[Stored items]
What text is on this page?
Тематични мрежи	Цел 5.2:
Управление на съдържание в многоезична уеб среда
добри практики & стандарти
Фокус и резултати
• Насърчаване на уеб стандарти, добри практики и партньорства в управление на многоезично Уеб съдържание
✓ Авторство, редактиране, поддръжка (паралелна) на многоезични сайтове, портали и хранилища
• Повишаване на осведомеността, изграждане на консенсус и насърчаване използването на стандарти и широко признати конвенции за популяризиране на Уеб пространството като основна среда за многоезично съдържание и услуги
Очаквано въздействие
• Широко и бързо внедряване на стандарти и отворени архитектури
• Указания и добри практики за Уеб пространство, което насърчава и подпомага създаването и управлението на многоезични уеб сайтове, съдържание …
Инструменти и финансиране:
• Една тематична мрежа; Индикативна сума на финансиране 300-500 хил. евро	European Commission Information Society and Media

*Required task:* Reproduce every line of the data verbatim.

*Output of the exercise:*
What text is on this page?
Тематични мрежи	Цел 5.2:
Управление на съдържание в многоезична уеб среда
добри практики & стандарти
Фокус и резултати
• Насърчаване на уеб стандарти, добри практики и партньорства в управление на многоезично Уеб съдържание
✓ Авторство, редактиране, поддръжка (паралелна) на многоезични сайтове, портали и хранилища
• Повишаване на осведомеността, изграждане на консенсус и насърчаване използването на стандарти и широко признати конвенции за популяризиране на Уеб пространството като основна среда за многоезично съдържание и услуги
Очаквано въздействие
• Широко и бързо внедряване на стандарти и отворени архитектури
• Указания и добри практики за Уеб пространство, което насърчава и подпомага създаването и управлението на многоезични уеб сайтове, съдържание …
Инструменти и финансиране:
• Една тематична мрежа; Индикативна сума на финансиране 300-500 хил. евро	European Commission Information Society and Media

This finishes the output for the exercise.